# start of Data excerpts

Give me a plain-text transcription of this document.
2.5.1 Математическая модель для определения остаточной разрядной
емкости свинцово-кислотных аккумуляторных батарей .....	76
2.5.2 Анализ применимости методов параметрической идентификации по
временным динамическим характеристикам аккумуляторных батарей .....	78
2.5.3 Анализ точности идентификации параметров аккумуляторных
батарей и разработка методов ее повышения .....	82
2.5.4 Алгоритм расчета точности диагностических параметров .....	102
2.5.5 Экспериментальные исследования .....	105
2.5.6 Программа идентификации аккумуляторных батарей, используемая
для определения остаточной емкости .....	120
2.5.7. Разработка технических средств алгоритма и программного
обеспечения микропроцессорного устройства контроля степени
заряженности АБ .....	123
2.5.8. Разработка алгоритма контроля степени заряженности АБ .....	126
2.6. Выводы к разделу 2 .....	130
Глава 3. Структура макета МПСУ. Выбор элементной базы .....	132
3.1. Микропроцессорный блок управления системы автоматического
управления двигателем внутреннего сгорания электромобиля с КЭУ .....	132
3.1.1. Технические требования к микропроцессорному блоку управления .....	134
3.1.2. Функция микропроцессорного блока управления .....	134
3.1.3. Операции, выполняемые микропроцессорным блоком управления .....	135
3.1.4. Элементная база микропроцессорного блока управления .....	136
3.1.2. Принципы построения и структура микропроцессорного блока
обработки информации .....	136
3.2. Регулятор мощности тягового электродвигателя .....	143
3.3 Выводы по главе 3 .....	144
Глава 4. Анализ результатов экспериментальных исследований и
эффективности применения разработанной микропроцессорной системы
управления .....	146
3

# end of Data excerpts

The task: Make an exact copy of every line in the data.

The answer:
Give me a plain-text transcription of this document.
2.5.1 Математическая модель для определения остаточной разрядной
емкости свинцово-кислотных аккумуляторных батарей .....	76
2.5.2 Анализ применимости методов параметрической идентификации по
временным динамическим характеристикам аккумуляторных батарей .....	78
2.5.3 Анализ точности идентификации параметров аккумуляторных
батарей и разработка методов ее повышения .....	82
2.5.4 Алгоритм расчета точности диагностических параметров .....	102
2.5.5 Экспериментальные исследования .....	105
2.5.6 Программа идентификации аккумуляторных батарей, используемая
для определения остаточной емкости .....	120
2.5.7. Разработка технических средств алгоритма и программного
обеспечения микропроцессорного устройства контроля степени
заряженности АБ .....	123
2.5.8. Разработка алгоритма контроля степени заряженности АБ .....	126
2.6. Выводы к разделу 2 .....	130
Глава 3. Структура макета МПСУ. Выбор элементной базы .....	132
3.1. Микропроцессорный блок управления системы автоматического
управления двигателем внутреннего сгорания электромобиля с КЭУ .....	132
3.1.1. Технические требования к микропроцессорному блоку управления .....	134
3.1.2. Функция микропроцессорного блока управления .....	134
3.1.3. Операции, выполняемые микропроцессорным блоком управления .....	135
3.1.4. Элементная база микропроцессорного блока управления .....	136
3.1.2. Принципы построения и структура микропроцессорного блока
обработки информации .....	136
3.2. Регулятор мощности тягового электродвигателя .....	143
3.3 Выводы по главе 3 .....	144
Глава 4. Анализ результатов экспериментальных исследований и
эффективности применения разработанной микропроцессорной системы
управления .....	146
3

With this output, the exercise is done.